#### GIVEN EXERCISE
Reproduce the listing below in its entirety. Change nothing.

◇ ◇ ◇ ◇ ◇

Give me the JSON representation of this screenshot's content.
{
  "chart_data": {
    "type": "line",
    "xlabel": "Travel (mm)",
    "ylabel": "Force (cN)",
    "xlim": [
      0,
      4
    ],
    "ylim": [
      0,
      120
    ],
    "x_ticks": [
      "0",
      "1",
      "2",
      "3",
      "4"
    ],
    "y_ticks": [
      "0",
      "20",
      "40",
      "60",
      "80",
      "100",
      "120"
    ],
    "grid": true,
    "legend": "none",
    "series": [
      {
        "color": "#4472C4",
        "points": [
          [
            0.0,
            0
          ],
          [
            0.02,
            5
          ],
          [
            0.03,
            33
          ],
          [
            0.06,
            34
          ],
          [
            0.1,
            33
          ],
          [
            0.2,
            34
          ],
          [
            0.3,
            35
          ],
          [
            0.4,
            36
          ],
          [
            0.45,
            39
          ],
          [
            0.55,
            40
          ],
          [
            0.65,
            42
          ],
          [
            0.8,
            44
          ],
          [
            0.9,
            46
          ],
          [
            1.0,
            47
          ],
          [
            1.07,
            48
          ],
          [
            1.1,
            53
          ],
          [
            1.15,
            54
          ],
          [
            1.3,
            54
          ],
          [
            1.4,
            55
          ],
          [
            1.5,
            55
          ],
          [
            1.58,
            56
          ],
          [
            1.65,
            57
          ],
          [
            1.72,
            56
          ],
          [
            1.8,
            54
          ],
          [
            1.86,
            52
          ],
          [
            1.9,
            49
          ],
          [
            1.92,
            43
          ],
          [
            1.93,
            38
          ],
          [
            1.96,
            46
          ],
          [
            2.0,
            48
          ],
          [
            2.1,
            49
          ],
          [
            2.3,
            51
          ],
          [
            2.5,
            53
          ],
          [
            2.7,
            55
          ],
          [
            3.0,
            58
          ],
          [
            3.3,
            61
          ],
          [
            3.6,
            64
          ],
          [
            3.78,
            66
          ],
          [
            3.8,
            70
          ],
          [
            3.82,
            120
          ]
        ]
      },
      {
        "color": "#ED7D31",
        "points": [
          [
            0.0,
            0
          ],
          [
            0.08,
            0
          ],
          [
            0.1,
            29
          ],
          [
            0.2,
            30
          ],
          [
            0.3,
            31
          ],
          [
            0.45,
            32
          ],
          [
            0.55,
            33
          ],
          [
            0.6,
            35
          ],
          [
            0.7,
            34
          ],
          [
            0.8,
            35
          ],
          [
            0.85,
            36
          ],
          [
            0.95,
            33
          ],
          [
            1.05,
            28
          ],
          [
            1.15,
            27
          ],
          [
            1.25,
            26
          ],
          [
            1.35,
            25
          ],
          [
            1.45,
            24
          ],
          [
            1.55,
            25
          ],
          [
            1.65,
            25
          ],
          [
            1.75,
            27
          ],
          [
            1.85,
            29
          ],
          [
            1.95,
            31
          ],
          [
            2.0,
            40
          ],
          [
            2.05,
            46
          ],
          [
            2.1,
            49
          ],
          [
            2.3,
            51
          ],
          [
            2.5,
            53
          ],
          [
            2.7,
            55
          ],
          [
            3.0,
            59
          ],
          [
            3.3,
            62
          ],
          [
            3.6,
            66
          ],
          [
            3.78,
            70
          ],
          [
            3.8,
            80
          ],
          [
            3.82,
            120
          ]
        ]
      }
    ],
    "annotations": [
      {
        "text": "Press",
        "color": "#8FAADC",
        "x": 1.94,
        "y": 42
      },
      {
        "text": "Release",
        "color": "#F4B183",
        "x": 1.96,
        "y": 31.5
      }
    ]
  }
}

◇ ◇ ◇ ◇ ◇

#### CORRECT ANSWER
Give me the JSON representation of this screenshot's content.
{
  "chart_data": {
    "type": "line",
    "xlabel": "Travel (mm)",
    "ylabel": "Force (cN)",
    "xlim": [
      0,
      4
    ],
    "ylim": [
      0,
      120
    ],
    "x_ticks": [
      "0",
      "1",
      "2",
      "3",
      "4"
    ],
    "y_ticks": [
      "0",
      "20",
      "40",
      "60",
      "80",
      "100",
      "120"
    ],
    "grid": true,
    "legend": "none",
    "series": [
      {
        "color": "#4472C4",
        "points": [
          [
            0.0,
            0
          ],
          [
            0.02,
            5
          ],
          [
            0.03,
            33
          ],
          [
            0.06,
            34
          ],
          [
            0.1,
            33
          ],
          [
            0.2,
            34
          ],
          [
            0.3,
            35
          ],
          [
            0.4,
            36
          ],
          [
            0.45,
            39
          ],
          [
            0.55,
            40
          ],
          [
            0.65,
            42
          ],
          [
            0.8,
            44
          ],
          [
            0.9,
            46
          ],
          [
            1.0,
            47
          ],
          [
            1.07,
            48
          ],
          [
            1.1,
            53
          ],
          [
            1.15,
            54
          ],
          [
            1.3,
            54
          ],
          [
            1.4,
            55
          ],
          [
            1.5,
            55
          ],
          [
            1.58,
            56
          ],
          [
            1.65,
            57
          ],
          [
            1.72,
            56
          ],
          [
            1.8,
            54
          ],
          [
            1.86,
            52
          ],
          [
            1.9,
            49
          ],
          [
            1.92,
            43
          ],
          [
            1.93,
            38
          ],
          [
            1.96,
            46
          ],
          [
            2.0,
            48
          ],
          [
            2.1,
            49
          ],
          [
            2.3,
            51
          ],
          [
            2.5,
            53
          ],
          [
            2.7,
            55
          ],
          [
            3.0,
            58
          ],
          [
            3.3,
            61
          ],
          [
            3.6,
            64
          ],
          [
            3.78,
            66
          ],
          [
            3.8,
            70
          ],
          [
            3.82,
            120
          ]
        ]
      },
      {
        "color": "#ED7D31",
        "points": [
          [
            0.0,
            0
          ],
          [
            0.08,
            0
          ],
          [
            0.1,
            29
          ],
          [
            0.2,
            30
          ],
          [
            0.3,
            31
          ],
          [
            0.45,
            32
          ],
          [
            0.55,
            33
          ],
          [
            0.6,
            35
          ],
          [
            0.7,
            34
          ],
          [
            0.8,
            35
          ],
          [
            0.85,
            36
          ],
          [
            0.95,
            33
          ],
          [
            1.05,
            28
          ],
          [
            1.15,
            27
          ],
          [
            1.25,
            26
          ],
          [
            1.35,
            25
          ],
          [
            1.45,
            24
          ],
          [
            1.55,
            25
          ],
          [
            1.65,
            25
          ],
          [
            1.75,
            27
          ],
          [
            1.85,
            29
          ],
          [
            1.95,
            31
          ],
          [
            2.0,
            40
          ],
          [
            2.05,
            46
          ],
          [
            2.1,
            49
          ],
          [
            2.3,
            51
          ],
          [
            2.5,
            53
          ],
          [
            2.7,
            55
          ],
          [
            3.0,
            59
          ],
          [
            3.3,
            62
          ],
          [
            3.6,
            66
          ],
          [
            3.78,
            70
          ],
          [
            3.8,
            80
          ],
          [
            3.82,
            120
          ]
        ]
      }
    ],
    "annotations": [
      {
        "text": "Press",
        "color": "#8FAADC",
        "x": 1.94,
        "y": 42
      },
      {
        "text": "Release",
        "color": "#F4B183",
        "x": 1.96,
        "y": 31.5
      }
    ]
  }
}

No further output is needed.